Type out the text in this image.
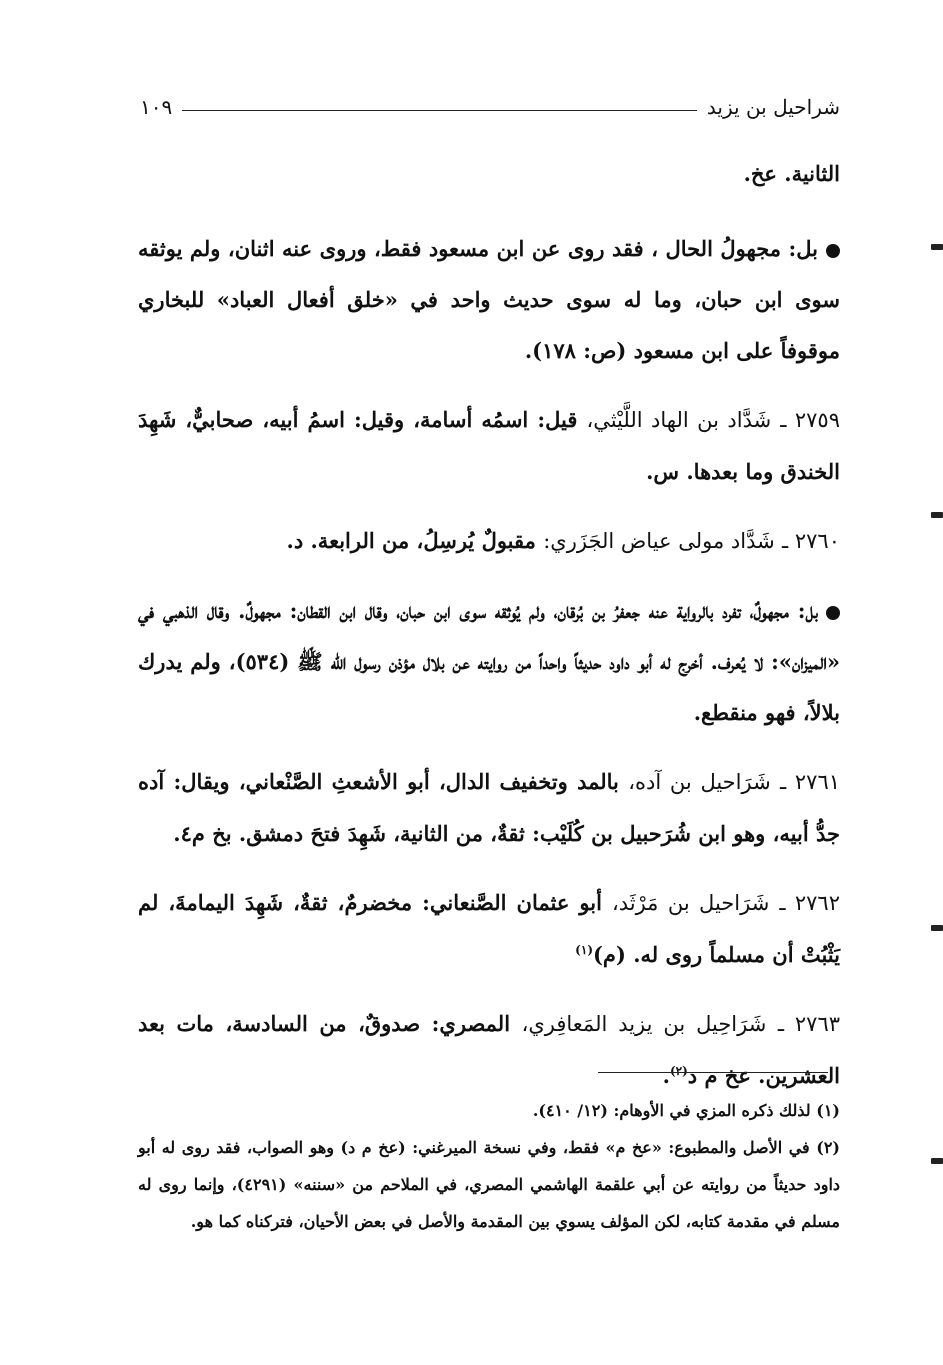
شراحيل بن يزيد
١٠٩

الثانية. عخ.

بل: مجهولُ الحال ، فقد روى عن ابن مسعود فقط، وروى عنه اثنان، ولم يوثقه سوى ابن حبان، وما له سوى حديث واحد في «خلق أفعال العباد» للبخاري موقوفاً على ابن مسعود (ص: ١٧٨).

٢٧٥٩ ـ شَدَّاد بن الهاد اللَّيْثي، قيل: اسمُه أسامة، وقيل: اسمُ أبيه، صحابيٌّ، شَهِدَ الخندق وما بعدها. س.

٢٧٦٠ ـ شَدَّاد مولى عياض الجَزَري: مقبولٌ يُرسِلُ، من الرابعة. د.

بل: مجهولٌ، تفرد بالرواية عنه جعفرُ بن بُرقان، ولم يُوثقه سوى ابن حبان، وقال ابن القطان: مجهولٌ. وقال الذهبي في «الميزان»: لا يُعرف. أخرج له أبو داود حديثاً واحداً من روايته عن بلال مؤذن رسول الله ﷺ (٥٣٤)، ولم يدرك بلالاً، فهو منقطع.

٢٧٦١ ـ شَرَاحيل بن آده، بالمد وتخفيف الدال، أبو الأشعثِ الصَّنْعاني، ويقال: آده جدُّ أبيه، وهو ابن شُرَحبيل بن كُلَيْب: ثقةٌ، من الثانية، شَهِدَ فتحَ دمشق. بخ م٤.

٢٧٦٢ ـ شَرَاحيل بن مَرْثَد، أبو عثمان الصَّنعاني: مخضرمٌ، ثقةٌ، شَهِدَ اليمامةَ، لم يَثْبُتْ أن مسلماً روى له. (م)$^{(١)}$

٢٧٦٣ ـ شَرَاحِيل بن يزيد المَعافِري، المصري: صدوقٌ، من السادسة، مات بعد العشرين. عخ م د$^{(٢)}$.

(١) لذلك ذكره المزي في الأوهام: (١٢/ ٤١٠).

(٢) في الأصل والمطبوع: «عخ م» فقط، وفي نسخة الميرغني: (عخ م د) وهو الصواب، فقد روى له أبو داود حديثاً من روايته عن أبي علقمة الهاشمي المصري، في الملاحم من «سننه» (٤٢٩١)، وإنما روى له مسلم في مقدمة كتابه، لكن المؤلف يسوي بين المقدمة والأصل في بعض الأحيان، فتركناه كما هو.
________________________________________
:: What you should do ::
Leave out the pictures and give the rest of the records again exactly.

:: Task solution ::
Type out the text in this image.
شراحيل بن يزيد
١٠٩

الثانية. عخ.

بل: مجهولُ الحال ، فقد روى عن ابن مسعود فقط، وروى عنه اثنان، ولم يوثقه سوى ابن حبان، وما له سوى حديث واحد في «خلق أفعال العباد» للبخاري موقوفاً على ابن مسعود (ص: ١٧٨).

٢٧٥٩ ـ شَدَّاد بن الهاد اللَّيْثي، قيل: اسمُه أسامة، وقيل: اسمُ أبيه، صحابيٌّ، شَهِدَ الخندق وما بعدها. س.

٢٧٦٠ ـ شَدَّاد مولى عياض الجَزَري: مقبولٌ يُرسِلُ، من الرابعة. د.

بل: مجهولٌ، تفرد بالرواية عنه جعفرُ بن بُرقان، ولم يُوثقه سوى ابن حبان، وقال ابن القطان: مجهولٌ. وقال الذهبي في «الميزان»: لا يُعرف. أخرج له أبو داود حديثاً واحداً من روايته عن بلال مؤذن رسول الله ﷺ (٥٣٤)، ولم يدرك بلالاً، فهو منقطع.

٢٧٦١ ـ شَرَاحيل بن آده، بالمد وتخفيف الدال، أبو الأشعثِ الصَّنْعاني، ويقال: آده جدُّ أبيه، وهو ابن شُرَحبيل بن كُلَيْب: ثقةٌ، من الثانية، شَهِدَ فتحَ دمشق. بخ م٤.

٢٧٦٢ ـ شَرَاحيل بن مَرْثَد، أبو عثمان الصَّنعاني: مخضرمٌ، ثقةٌ، شَهِدَ اليمامةَ، لم يَثْبُتْ أن مسلماً روى له. (م)$^{(١)}$

٢٧٦٣ ـ شَرَاحِيل بن يزيد المَعافِري، المصري: صدوقٌ، من السادسة، مات بعد العشرين. عخ م د$^{(٢)}$.

(١) لذلك ذكره المزي في الأوهام: (١٢/ ٤١٠).

(٢) في الأصل والمطبوع: «عخ م» فقط، وفي نسخة الميرغني: (عخ م د) وهو الصواب، فقد روى له أبو داود حديثاً من روايته عن أبي علقمة الهاشمي المصري، في الملاحم من «سننه» (٤٢٩١)، وإنما روى له مسلم في مقدمة كتابه، لكن المؤلف يسوي بين المقدمة والأصل في بعض الأحيان، فتركناه كما هو.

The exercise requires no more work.